What you need to do:
Can you transcribe every entry word for word, skipping the images?

The input:
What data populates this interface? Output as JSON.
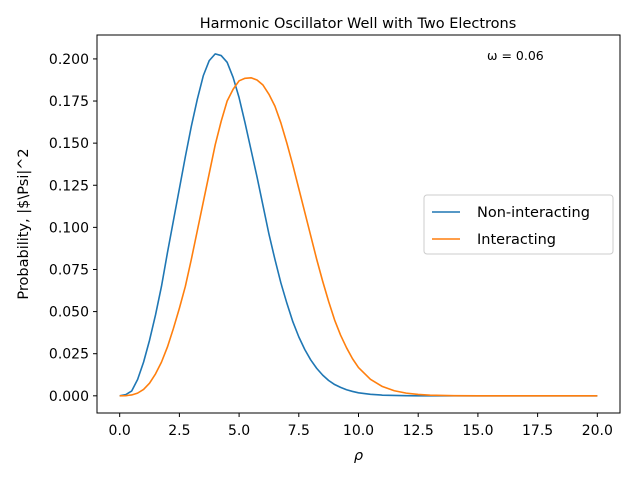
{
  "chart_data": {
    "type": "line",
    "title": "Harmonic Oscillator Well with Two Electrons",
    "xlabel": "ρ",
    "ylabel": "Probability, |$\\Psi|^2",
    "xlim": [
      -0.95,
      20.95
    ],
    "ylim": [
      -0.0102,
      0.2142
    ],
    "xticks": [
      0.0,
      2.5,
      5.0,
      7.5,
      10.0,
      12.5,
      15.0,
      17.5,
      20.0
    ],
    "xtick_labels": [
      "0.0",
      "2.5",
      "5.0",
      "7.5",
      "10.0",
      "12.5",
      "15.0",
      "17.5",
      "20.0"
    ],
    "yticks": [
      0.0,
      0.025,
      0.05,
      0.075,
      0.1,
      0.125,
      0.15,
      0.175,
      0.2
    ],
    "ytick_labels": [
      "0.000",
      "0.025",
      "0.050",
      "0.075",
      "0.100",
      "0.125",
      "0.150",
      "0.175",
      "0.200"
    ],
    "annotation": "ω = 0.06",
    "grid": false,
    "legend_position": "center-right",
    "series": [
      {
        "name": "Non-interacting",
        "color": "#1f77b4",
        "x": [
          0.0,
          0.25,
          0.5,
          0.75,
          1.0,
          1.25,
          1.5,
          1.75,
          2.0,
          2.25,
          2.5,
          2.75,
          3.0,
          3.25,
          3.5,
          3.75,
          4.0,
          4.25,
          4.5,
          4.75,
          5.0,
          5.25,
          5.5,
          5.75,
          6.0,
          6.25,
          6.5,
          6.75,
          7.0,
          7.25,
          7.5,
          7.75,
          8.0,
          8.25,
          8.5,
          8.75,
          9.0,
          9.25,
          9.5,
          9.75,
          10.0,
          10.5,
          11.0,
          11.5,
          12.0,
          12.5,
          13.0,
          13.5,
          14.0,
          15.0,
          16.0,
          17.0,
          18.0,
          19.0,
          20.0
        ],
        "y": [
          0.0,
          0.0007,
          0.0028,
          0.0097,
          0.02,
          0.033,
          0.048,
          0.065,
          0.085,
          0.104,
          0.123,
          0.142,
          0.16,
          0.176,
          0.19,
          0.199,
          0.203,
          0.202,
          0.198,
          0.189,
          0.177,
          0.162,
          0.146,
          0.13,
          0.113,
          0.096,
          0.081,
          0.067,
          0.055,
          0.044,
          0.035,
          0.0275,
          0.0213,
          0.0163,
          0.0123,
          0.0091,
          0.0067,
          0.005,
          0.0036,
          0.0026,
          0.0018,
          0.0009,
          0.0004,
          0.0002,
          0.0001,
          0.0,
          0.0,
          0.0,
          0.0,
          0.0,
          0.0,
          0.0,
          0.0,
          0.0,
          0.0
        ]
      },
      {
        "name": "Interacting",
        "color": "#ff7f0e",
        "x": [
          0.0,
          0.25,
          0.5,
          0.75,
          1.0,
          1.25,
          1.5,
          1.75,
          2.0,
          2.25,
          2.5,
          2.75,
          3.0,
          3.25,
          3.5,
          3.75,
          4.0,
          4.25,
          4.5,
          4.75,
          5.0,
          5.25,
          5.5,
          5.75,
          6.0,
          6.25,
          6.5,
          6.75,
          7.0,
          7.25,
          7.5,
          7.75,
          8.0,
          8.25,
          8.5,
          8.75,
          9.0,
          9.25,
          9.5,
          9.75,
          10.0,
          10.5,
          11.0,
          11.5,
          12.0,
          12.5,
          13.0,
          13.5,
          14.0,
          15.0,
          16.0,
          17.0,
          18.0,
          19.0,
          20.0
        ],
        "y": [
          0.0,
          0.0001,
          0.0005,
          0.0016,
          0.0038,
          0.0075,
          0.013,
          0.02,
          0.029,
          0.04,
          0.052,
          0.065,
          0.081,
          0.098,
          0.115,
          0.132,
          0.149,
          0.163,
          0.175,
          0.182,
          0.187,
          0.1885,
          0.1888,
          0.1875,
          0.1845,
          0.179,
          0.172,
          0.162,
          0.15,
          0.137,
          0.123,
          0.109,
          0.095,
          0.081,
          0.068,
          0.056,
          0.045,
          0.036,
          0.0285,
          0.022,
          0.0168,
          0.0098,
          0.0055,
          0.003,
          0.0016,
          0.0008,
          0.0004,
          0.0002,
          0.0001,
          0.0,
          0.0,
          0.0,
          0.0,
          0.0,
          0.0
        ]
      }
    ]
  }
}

Reply:
What data populates this interface? Output as JSON.
{
  "chart_data": {
    "type": "line",
    "title": "Harmonic Oscillator Well with Two Electrons",
    "xlabel": "ρ",
    "ylabel": "Probability, |$\\Psi|^2",
    "xlim": [
      -0.95,
      20.95
    ],
    "ylim": [
      -0.0102,
      0.2142
    ],
    "xticks": [
      0.0,
      2.5,
      5.0,
      7.5,
      10.0,
      12.5,
      15.0,
      17.5,
      20.0
    ],
    "xtick_labels": [
      "0.0",
      "2.5",
      "5.0",
      "7.5",
      "10.0",
      "12.5",
      "15.0",
      "17.5",
      "20.0"
    ],
    "yticks": [
      0.0,
      0.025,
      0.05,
      0.075,
      0.1,
      0.125,
      0.15,
      0.175,
      0.2
    ],
    "ytick_labels": [
      "0.000",
      "0.025",
      "0.050",
      "0.075",
      "0.100",
      "0.125",
      "0.150",
      "0.175",
      "0.200"
    ],
    "annotation": "ω = 0.06",
    "grid": false,
    "legend_position": "center-right",
    "series": [
      {
        "name": "Non-interacting",
        "color": "#1f77b4",
        "x": [
          0.0,
          0.25,
          0.5,
          0.75,
          1.0,
          1.25,
          1.5,
          1.75,
          2.0,
          2.25,
          2.5,
          2.75,
          3.0,
          3.25,
          3.5,
          3.75,
          4.0,
          4.25,
          4.5,
          4.75,
          5.0,
          5.25,
          5.5,
          5.75,
          6.0,
          6.25,
          6.5,
          6.75,
          7.0,
          7.25,
          7.5,
          7.75,
          8.0,
          8.25,
          8.5,
          8.75,
          9.0,
          9.25,
          9.5,
          9.75,
          10.0,
          10.5,
          11.0,
          11.5,
          12.0,
          12.5,
          13.0,
          13.5,
          14.0,
          15.0,
          16.0,
          17.0,
          18.0,
          19.0,
          20.0
        ],
        "y": [
          0.0,
          0.0007,
          0.0028,
          0.0097,
          0.02,
          0.033,
          0.048,
          0.065,
          0.085,
          0.104,
          0.123,
          0.142,
          0.16,
          0.176,
          0.19,
          0.199,
          0.203,
          0.202,
          0.198,
          0.189,
          0.177,
          0.162,
          0.146,
          0.13,
          0.113,
          0.096,
          0.081,
          0.067,
          0.055,
          0.044,
          0.035,
          0.0275,
          0.0213,
          0.0163,
          0.0123,
          0.0091,
          0.0067,
          0.005,
          0.0036,
          0.0026,
          0.0018,
          0.0009,
          0.0004,
          0.0002,
          0.0001,
          0.0,
          0.0,
          0.0,
          0.0,
          0.0,
          0.0,
          0.0,
          0.0,
          0.0,
          0.0
        ]
      },
      {
        "name": "Interacting",
        "color": "#ff7f0e",
        "x": [
          0.0,
          0.25,
          0.5,
          0.75,
          1.0,
          1.25,
          1.5,
          1.75,
          2.0,
          2.25,
          2.5,
          2.75,
          3.0,
          3.25,
          3.5,
          3.75,
          4.0,
          4.25,
          4.5,
          4.75,
          5.0,
          5.25,
          5.5,
          5.75,
          6.0,
          6.25,
          6.5,
          6.75,
          7.0,
          7.25,
          7.5,
          7.75,
          8.0,
          8.25,
          8.5,
          8.75,
          9.0,
          9.25,
          9.5,
          9.75,
          10.0,
          10.5,
          11.0,
          11.5,
          12.0,
          12.5,
          13.0,
          13.5,
          14.0,
          15.0,
          16.0,
          17.0,
          18.0,
          19.0,
          20.0
        ],
        "y": [
          0.0,
          0.0001,
          0.0005,
          0.0016,
          0.0038,
          0.0075,
          0.013,
          0.02,
          0.029,
          0.04,
          0.052,
          0.065,
          0.081,
          0.098,
          0.115,
          0.132,
          0.149,
          0.163,
          0.175,
          0.182,
          0.187,
          0.1885,
          0.1888,
          0.1875,
          0.1845,
          0.179,
          0.172,
          0.162,
          0.15,
          0.137,
          0.123,
          0.109,
          0.095,
          0.081,
          0.068,
          0.056,
          0.045,
          0.036,
          0.0285,
          0.022,
          0.0168,
          0.0098,
          0.0055,
          0.003,
          0.0016,
          0.0008,
          0.0004,
          0.0002,
          0.0001,
          0.0,
          0.0,
          0.0,
          0.0,
          0.0,
          0.0
        ]
      }
    ]
  }
}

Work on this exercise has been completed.